## Goal
How many of these lines hold the string "Beer"? Answer with the number only.

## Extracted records
......
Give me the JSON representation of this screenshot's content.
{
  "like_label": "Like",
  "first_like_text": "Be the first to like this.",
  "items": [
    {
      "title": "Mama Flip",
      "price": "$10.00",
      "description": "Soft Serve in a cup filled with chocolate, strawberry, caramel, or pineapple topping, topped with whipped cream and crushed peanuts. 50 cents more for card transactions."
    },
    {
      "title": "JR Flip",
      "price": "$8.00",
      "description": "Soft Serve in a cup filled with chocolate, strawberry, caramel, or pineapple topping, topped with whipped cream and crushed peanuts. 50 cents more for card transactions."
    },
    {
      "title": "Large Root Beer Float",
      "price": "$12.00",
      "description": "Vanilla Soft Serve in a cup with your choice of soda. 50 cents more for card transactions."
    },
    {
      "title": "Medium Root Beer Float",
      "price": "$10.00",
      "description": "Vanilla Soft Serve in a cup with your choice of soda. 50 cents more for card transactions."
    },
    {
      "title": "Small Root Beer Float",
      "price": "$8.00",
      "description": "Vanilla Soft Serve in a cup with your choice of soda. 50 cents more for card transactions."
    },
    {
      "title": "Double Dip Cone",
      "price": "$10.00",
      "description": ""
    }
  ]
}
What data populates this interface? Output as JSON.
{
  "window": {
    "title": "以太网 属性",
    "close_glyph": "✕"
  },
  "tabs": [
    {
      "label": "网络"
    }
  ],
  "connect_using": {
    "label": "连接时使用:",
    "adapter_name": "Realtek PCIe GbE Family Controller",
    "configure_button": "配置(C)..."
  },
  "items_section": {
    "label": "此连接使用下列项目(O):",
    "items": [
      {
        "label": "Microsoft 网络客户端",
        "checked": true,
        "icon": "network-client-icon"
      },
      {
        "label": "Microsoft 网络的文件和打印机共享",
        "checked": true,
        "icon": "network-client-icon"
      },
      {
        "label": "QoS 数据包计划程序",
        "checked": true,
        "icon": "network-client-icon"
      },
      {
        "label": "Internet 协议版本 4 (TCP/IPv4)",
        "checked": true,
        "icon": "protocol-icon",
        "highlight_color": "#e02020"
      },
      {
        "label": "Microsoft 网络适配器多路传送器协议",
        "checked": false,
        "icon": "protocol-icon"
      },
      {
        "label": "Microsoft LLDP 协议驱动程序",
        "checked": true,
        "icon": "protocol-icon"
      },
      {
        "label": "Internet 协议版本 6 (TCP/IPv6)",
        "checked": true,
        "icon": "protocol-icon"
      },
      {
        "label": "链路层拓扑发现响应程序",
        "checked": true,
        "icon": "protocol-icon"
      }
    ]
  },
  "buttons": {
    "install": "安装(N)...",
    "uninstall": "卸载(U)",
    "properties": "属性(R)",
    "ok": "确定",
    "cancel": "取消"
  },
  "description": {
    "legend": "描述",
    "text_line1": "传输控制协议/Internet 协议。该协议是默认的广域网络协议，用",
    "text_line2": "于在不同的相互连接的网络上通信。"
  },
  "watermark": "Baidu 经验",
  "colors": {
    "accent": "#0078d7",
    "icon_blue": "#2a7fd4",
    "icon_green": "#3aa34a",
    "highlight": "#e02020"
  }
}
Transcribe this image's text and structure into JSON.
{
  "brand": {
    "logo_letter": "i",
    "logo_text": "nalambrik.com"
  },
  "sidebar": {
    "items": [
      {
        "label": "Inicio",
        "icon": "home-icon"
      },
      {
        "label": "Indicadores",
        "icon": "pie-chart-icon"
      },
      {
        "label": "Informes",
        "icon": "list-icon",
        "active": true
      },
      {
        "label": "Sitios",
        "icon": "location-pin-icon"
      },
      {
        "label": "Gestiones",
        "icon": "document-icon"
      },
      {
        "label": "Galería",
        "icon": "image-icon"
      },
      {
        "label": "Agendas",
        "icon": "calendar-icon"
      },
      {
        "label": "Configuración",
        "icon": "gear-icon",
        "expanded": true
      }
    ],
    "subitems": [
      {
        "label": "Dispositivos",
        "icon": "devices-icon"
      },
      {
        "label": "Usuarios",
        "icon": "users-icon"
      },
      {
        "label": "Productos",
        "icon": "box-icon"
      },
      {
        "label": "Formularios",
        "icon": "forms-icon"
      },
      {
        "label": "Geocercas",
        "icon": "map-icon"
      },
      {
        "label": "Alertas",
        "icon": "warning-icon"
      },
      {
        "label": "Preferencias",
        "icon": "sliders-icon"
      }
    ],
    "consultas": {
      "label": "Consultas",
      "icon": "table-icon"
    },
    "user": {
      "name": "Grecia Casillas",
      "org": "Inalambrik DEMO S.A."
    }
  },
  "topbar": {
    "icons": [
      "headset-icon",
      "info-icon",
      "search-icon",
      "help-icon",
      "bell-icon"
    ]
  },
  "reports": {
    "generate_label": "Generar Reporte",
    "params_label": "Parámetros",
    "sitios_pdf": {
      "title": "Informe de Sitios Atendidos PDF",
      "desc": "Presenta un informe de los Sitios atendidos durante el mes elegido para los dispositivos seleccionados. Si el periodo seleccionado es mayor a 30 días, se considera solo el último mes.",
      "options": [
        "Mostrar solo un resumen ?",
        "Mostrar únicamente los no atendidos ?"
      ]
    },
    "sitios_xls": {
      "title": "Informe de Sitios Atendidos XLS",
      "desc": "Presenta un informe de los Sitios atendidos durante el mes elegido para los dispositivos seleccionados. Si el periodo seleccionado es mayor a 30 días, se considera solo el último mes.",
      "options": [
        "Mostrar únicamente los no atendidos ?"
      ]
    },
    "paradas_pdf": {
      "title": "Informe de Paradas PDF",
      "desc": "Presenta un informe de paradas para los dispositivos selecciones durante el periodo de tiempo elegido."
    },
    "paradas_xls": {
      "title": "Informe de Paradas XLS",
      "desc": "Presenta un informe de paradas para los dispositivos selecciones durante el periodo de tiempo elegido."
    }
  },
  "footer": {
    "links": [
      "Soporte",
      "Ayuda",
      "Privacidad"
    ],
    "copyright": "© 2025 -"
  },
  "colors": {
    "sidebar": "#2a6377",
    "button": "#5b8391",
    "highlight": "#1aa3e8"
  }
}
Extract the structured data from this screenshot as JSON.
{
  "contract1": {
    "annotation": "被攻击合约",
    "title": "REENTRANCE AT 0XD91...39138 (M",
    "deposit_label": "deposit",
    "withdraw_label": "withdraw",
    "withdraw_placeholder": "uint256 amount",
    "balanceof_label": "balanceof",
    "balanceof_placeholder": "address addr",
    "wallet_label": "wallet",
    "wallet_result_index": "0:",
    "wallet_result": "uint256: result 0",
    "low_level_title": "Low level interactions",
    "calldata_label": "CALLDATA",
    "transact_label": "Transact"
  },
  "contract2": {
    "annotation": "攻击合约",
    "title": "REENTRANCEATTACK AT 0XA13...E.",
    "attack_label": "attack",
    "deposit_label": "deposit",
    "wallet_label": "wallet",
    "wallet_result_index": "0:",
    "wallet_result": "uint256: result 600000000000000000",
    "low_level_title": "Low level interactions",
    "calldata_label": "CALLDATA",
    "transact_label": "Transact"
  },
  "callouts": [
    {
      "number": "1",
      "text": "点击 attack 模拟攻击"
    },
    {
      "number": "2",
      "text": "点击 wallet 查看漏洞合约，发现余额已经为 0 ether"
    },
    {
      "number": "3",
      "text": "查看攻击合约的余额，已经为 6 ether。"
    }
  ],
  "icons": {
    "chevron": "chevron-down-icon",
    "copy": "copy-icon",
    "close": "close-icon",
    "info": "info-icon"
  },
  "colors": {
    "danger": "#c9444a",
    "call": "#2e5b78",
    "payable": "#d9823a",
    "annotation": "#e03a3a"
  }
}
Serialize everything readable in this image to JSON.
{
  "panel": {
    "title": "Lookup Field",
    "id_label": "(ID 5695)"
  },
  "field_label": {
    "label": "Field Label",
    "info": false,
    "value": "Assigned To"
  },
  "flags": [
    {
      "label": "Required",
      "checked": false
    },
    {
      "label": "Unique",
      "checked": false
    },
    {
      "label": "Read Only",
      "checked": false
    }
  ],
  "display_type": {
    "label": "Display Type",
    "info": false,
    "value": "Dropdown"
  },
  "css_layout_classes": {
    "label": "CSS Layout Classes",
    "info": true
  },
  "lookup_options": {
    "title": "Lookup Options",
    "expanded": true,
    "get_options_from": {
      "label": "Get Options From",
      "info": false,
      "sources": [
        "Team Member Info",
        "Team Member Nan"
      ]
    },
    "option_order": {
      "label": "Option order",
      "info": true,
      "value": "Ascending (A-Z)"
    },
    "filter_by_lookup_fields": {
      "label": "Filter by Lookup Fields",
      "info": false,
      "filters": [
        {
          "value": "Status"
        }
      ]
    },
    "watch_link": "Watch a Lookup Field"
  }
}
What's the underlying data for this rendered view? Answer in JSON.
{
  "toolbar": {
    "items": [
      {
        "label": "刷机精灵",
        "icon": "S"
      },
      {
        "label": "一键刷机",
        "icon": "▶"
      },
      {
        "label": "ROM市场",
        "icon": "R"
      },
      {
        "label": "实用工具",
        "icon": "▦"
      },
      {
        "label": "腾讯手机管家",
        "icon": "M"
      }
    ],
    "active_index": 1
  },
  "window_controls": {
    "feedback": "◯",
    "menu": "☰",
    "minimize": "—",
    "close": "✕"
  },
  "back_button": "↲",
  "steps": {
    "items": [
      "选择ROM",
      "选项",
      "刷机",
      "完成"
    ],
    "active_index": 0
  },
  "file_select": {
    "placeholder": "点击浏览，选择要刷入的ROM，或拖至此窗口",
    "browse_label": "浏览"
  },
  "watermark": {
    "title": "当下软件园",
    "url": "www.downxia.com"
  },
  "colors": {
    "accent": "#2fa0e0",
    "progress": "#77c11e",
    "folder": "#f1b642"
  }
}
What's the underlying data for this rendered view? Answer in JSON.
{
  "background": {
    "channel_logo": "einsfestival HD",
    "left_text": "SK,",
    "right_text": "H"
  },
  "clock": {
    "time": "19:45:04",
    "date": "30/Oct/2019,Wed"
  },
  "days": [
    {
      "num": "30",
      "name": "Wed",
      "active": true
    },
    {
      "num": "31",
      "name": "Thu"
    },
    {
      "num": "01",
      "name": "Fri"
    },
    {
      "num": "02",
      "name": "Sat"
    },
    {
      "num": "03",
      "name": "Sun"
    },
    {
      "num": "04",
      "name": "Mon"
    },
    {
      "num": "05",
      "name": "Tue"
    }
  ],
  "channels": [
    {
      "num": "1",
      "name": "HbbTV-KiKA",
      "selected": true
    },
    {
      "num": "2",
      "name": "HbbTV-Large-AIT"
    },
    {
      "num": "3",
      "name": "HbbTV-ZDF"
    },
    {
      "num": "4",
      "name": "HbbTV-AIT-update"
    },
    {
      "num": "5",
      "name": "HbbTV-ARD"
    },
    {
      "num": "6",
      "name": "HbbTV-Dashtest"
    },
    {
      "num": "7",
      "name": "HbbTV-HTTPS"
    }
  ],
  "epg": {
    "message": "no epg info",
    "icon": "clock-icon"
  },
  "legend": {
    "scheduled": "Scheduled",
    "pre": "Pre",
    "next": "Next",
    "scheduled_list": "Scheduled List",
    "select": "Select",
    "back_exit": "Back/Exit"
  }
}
......
## Result of this task
3